Tally the lines holding the word "title" and state the count by itself.

— START Dataset —

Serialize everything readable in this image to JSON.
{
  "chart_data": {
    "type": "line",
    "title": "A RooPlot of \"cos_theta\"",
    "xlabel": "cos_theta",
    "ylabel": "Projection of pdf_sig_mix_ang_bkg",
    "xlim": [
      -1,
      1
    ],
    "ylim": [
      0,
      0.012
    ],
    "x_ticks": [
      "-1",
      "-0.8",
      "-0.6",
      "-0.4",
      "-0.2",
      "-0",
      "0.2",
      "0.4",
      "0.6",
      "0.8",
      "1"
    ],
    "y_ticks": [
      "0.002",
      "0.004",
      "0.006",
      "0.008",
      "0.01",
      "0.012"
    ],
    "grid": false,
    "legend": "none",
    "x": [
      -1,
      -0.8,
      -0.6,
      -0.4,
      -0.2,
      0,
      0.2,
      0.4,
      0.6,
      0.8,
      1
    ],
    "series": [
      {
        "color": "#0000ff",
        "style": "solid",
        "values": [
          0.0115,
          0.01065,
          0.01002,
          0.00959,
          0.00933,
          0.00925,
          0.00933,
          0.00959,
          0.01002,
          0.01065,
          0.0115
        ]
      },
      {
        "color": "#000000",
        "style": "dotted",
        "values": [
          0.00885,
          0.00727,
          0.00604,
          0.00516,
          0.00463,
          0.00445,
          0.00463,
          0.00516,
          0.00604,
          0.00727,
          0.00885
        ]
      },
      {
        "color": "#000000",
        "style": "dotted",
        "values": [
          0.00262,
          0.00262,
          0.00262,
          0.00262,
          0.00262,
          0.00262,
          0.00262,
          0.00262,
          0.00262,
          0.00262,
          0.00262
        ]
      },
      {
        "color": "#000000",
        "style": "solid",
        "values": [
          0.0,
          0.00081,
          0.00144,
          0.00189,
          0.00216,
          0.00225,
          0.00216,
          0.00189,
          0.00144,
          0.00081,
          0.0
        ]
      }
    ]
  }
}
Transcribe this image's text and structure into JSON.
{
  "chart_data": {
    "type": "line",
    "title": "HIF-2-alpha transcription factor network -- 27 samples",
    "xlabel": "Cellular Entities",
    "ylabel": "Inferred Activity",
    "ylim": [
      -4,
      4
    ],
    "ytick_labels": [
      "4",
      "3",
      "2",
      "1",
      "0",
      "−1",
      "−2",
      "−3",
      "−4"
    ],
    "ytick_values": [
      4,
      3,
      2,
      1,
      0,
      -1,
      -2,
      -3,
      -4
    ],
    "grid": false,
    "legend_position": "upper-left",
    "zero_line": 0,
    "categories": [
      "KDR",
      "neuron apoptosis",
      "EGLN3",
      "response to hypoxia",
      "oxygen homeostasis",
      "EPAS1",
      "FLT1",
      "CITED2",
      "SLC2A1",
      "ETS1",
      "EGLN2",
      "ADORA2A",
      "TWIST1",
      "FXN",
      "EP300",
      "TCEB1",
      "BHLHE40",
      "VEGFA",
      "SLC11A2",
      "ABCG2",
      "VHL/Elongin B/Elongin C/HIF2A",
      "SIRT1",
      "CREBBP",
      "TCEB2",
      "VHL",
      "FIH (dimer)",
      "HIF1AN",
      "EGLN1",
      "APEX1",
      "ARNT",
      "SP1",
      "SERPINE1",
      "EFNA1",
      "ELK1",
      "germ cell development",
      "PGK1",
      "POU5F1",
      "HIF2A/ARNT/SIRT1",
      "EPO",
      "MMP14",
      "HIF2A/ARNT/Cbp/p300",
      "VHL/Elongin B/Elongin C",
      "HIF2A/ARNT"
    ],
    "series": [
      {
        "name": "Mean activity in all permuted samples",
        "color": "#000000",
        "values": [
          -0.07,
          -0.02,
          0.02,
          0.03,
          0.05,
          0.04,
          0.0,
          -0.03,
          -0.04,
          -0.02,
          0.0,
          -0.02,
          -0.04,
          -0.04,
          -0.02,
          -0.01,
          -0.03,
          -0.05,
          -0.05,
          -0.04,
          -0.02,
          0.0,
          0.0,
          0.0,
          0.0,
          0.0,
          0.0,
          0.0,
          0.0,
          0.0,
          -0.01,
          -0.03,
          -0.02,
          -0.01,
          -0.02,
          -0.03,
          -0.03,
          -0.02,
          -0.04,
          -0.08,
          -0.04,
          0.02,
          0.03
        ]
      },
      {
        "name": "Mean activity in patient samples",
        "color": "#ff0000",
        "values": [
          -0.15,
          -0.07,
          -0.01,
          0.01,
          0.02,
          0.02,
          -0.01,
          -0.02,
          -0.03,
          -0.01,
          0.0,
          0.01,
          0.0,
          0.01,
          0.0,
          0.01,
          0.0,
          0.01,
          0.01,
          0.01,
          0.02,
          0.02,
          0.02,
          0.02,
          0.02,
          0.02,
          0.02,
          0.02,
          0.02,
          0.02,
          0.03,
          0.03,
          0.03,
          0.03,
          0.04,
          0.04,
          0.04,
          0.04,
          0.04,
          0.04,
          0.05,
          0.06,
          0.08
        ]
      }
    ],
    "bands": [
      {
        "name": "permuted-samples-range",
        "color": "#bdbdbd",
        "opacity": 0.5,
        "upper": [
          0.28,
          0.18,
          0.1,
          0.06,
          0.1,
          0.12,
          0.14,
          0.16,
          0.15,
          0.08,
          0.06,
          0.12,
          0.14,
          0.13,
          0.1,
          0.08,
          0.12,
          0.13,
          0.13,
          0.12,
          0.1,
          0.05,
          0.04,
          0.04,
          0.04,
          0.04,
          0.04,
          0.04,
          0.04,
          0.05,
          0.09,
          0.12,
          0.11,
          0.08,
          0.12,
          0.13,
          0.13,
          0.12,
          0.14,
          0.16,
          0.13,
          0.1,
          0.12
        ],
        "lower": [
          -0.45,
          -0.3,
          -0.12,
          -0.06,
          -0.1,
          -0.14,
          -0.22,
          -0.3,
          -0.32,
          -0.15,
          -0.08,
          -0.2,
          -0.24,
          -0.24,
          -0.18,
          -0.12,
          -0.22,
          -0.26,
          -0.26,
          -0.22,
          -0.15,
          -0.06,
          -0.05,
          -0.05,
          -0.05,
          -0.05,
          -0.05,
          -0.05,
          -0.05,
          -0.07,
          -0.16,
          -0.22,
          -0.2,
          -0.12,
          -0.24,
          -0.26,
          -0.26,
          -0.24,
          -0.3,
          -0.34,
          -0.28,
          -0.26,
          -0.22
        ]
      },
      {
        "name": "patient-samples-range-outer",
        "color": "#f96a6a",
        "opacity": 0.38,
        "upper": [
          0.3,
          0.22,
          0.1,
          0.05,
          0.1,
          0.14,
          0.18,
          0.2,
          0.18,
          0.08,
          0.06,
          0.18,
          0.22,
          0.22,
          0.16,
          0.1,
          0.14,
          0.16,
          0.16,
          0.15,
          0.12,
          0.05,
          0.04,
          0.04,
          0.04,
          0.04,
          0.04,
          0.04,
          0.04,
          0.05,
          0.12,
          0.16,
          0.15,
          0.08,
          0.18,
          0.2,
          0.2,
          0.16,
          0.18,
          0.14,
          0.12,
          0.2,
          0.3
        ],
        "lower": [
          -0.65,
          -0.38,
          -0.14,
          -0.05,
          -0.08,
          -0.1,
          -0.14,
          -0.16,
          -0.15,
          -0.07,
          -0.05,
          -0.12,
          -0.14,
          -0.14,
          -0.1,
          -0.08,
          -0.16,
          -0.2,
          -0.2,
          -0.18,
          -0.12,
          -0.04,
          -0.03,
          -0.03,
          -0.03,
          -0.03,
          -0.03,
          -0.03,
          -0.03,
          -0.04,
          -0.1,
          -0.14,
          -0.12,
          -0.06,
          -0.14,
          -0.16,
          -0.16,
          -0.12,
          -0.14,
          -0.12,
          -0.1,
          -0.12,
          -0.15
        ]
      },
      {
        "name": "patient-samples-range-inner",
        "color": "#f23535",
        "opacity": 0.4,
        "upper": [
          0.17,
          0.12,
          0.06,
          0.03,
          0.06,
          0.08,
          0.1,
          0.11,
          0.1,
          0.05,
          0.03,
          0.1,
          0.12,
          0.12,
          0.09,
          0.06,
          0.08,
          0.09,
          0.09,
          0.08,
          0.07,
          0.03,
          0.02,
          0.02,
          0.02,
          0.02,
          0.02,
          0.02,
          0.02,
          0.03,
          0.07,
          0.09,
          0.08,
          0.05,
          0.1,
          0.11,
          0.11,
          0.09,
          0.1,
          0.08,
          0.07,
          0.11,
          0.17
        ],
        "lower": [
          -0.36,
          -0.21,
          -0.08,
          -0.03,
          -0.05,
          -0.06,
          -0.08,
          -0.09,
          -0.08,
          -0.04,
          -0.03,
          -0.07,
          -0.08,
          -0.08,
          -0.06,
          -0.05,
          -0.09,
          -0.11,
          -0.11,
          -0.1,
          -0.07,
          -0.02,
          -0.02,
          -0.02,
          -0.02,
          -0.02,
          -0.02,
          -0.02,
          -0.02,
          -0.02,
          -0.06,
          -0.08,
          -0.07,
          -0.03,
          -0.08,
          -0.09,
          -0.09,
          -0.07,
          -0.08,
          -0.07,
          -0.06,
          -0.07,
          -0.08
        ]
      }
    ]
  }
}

— END Dataset —

* Complete answer *
2